** start Records for the task **

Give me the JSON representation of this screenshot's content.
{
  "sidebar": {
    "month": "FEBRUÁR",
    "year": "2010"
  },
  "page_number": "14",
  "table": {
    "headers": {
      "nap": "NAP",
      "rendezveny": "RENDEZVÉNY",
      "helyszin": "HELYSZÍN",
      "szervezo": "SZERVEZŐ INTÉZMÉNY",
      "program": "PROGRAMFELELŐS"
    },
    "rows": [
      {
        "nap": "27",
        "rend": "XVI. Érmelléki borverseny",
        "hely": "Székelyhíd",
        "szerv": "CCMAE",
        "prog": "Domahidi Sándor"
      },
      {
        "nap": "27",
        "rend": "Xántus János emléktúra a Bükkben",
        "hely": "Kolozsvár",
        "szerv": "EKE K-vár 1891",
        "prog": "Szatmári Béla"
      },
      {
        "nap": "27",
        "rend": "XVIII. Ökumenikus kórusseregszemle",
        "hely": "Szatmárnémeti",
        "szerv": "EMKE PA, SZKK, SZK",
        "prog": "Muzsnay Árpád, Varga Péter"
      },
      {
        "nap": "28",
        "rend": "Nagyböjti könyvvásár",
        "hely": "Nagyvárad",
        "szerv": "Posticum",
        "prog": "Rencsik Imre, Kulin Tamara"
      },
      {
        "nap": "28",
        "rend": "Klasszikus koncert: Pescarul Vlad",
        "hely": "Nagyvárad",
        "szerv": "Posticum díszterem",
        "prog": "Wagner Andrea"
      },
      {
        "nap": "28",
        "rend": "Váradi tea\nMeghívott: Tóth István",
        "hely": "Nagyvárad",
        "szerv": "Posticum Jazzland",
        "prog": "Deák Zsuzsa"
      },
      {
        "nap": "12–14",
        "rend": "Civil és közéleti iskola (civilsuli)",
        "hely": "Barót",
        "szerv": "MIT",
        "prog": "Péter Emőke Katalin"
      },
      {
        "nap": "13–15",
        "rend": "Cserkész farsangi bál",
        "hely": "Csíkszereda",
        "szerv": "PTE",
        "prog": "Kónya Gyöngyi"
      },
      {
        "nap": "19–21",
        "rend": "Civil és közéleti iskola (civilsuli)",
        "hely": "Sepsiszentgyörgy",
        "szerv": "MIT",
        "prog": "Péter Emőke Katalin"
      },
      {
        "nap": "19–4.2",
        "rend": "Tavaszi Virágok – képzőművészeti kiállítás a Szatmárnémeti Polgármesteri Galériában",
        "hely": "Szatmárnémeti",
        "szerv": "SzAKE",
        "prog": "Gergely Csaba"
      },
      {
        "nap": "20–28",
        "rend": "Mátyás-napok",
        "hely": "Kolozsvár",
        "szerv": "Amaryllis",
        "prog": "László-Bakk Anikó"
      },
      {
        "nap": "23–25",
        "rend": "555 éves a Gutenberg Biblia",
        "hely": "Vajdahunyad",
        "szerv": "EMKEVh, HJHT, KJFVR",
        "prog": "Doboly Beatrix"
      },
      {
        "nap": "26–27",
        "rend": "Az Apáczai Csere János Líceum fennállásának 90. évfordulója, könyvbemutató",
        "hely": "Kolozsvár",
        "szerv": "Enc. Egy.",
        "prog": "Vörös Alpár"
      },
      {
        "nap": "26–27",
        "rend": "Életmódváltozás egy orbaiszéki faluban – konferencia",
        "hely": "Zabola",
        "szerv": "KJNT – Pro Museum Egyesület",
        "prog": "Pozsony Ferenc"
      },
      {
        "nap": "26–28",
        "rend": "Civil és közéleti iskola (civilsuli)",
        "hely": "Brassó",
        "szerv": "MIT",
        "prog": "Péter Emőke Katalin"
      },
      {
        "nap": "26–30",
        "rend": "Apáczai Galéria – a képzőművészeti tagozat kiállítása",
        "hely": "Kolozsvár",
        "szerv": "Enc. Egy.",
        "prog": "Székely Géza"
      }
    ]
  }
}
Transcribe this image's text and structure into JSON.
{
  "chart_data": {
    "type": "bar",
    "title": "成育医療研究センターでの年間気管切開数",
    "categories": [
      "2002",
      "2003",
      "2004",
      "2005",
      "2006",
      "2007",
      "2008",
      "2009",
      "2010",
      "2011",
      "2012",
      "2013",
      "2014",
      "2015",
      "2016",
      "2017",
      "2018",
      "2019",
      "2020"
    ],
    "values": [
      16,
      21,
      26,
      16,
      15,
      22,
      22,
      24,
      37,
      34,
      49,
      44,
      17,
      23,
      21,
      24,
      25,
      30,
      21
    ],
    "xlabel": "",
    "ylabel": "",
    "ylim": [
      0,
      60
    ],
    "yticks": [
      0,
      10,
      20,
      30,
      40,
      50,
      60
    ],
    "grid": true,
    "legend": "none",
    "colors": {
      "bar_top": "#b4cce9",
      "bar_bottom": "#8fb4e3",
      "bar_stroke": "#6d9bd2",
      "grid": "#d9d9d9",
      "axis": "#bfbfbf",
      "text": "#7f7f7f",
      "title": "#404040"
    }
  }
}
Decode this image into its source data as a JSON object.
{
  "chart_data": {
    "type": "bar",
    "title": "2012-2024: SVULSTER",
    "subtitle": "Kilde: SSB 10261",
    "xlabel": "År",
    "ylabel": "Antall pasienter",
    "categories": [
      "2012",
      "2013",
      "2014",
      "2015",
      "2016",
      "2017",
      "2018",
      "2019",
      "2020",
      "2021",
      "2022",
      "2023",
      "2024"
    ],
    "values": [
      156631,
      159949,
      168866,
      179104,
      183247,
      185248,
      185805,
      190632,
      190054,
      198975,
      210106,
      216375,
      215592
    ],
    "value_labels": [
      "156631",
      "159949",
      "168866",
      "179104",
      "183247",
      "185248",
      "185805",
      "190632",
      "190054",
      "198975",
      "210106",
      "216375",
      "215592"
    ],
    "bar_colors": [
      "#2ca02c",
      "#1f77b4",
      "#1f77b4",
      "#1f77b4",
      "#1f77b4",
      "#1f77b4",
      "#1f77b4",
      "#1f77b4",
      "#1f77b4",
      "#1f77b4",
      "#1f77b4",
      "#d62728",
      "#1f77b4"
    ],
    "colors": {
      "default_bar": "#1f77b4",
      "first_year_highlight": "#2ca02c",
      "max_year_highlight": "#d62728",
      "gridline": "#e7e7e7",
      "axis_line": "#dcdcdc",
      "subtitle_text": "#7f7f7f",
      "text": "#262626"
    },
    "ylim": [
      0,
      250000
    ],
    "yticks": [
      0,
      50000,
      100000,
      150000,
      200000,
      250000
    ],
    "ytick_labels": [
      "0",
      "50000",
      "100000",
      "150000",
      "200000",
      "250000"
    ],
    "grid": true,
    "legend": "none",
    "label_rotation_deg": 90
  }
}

** end Records for the task **

Exercise brief:
Copy every line of the records above that holds the word "Posticum".

Exercise result:
        "szerv": "Posticum",
        "szerv": "Posticum díszterem",
        "szerv": "Posticum Jazzland",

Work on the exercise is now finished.